[Data entries for graphics]
·····

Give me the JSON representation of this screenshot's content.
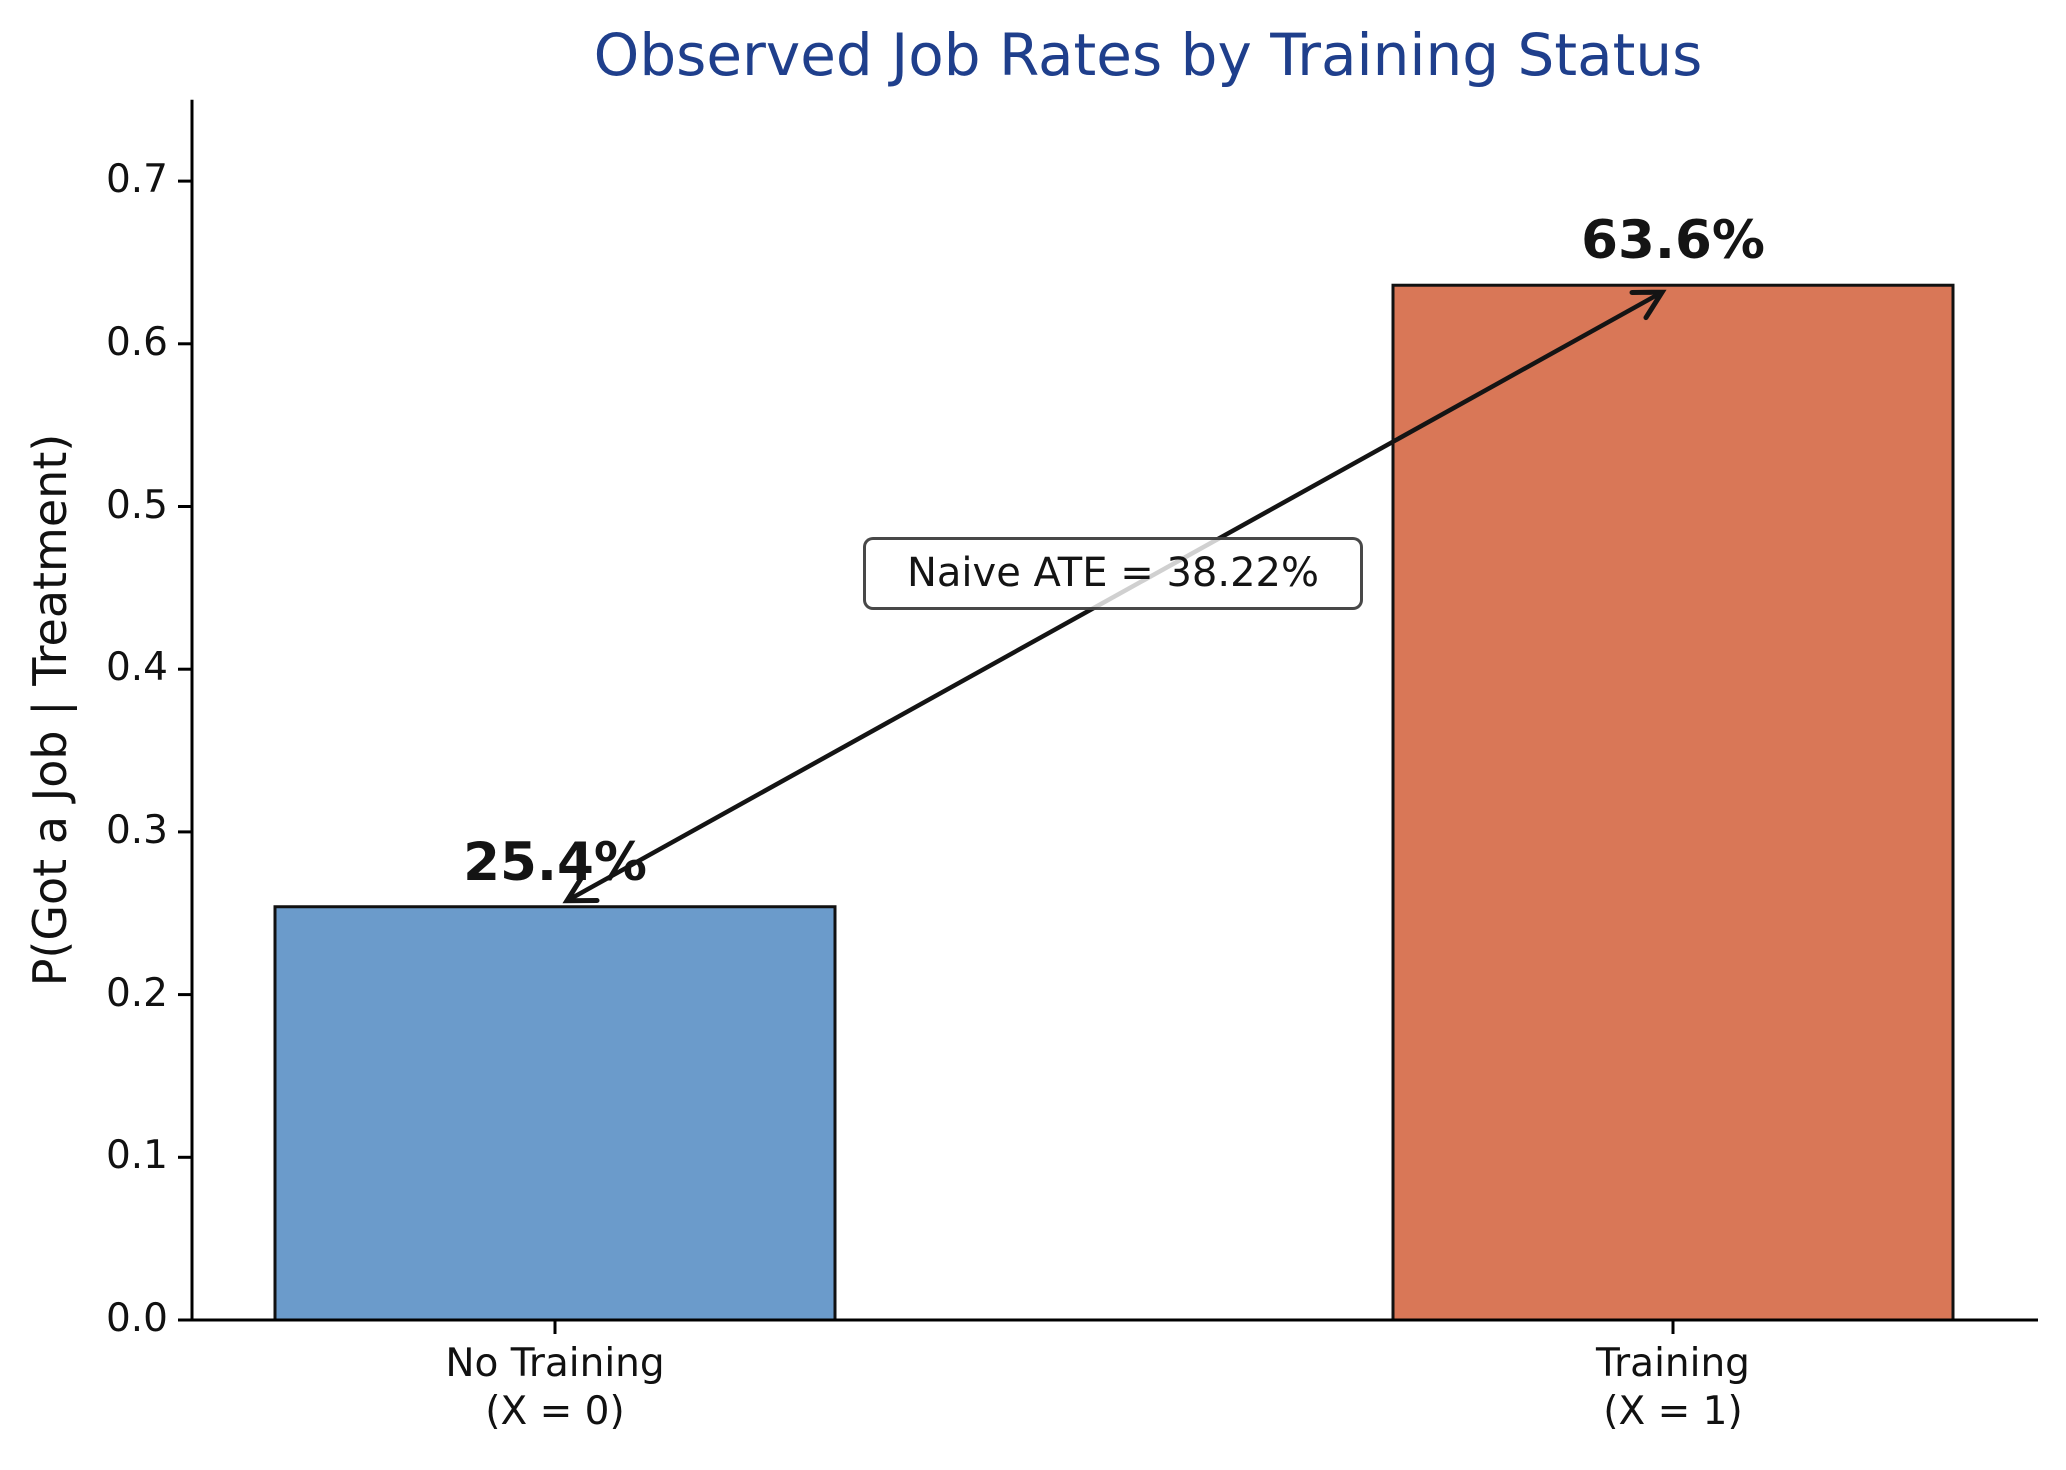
{
  "chart_data": {
    "type": "bar",
    "title": "Observed Job Rates by Training Status",
    "xlabel": "",
    "ylabel": "P(Got a Job | Treatment)",
    "categories": [
      "No Training\n(X = 0)",
      "Training\n(X = 1)"
    ],
    "values": [
      0.254,
      0.636
    ],
    "bar_labels": [
      "25.4%",
      "63.6%"
    ],
    "bar_colors": [
      "#6b9bcb",
      "#d97757"
    ],
    "edge_color": "#111111",
    "ylim": [
      0,
      0.75
    ],
    "yticks": [
      "0.0",
      "0.1",
      "0.2",
      "0.3",
      "0.4",
      "0.5",
      "0.6",
      "0.7"
    ],
    "ytick_values": [
      0.0,
      0.1,
      0.2,
      0.3,
      0.4,
      0.5,
      0.6,
      0.7
    ],
    "grid": false,
    "legend": null,
    "annotations": [
      {
        "type": "double-arrow",
        "from_category": 0,
        "from_value": 0.254,
        "to_category": 1,
        "to_value": 0.636,
        "label": "Naive ATE = 38.22%"
      }
    ]
  },
  "colors": {
    "title": "#1f3f8c",
    "text": "#111111",
    "arrow": "#141414"
  }
}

·····

EXERCISE INSTRUCTIONS:
The records above need to be restated word for word, with the pictures left out.

SOLUTION:
Give me the JSON representation of this screenshot's content.
{
  "chart_data": {
    "type": "bar",
    "title": "Observed Job Rates by Training Status",
    "xlabel": "",
    "ylabel": "P(Got a Job | Treatment)",
    "categories": [
      "No Training\n(X = 0)",
      "Training\n(X = 1)"
    ],
    "values": [
      0.254,
      0.636
    ],
    "bar_labels": [
      "25.4%",
      "63.6%"
    ],
    "bar_colors": [
      "#6b9bcb",
      "#d97757"
    ],
    "edge_color": "#111111",
    "ylim": [
      0,
      0.75
    ],
    "yticks": [
      "0.0",
      "0.1",
      "0.2",
      "0.3",
      "0.4",
      "0.5",
      "0.6",
      "0.7"
    ],
    "ytick_values": [
      0.0,
      0.1,
      0.2,
      0.3,
      0.4,
      0.5,
      0.6,
      0.7
    ],
    "grid": false,
    "legend": null,
    "annotations": [
      {
        "type": "double-arrow",
        "from_category": 0,
        "from_value": 0.254,
        "to_category": 1,
        "to_value": 0.636,
        "label": "Naive ATE = 38.22%"
      }
    ]
  },
  "colors": {
    "title": "#1f3f8c",
    "text": "#111111",
    "arrow": "#141414"
  }
}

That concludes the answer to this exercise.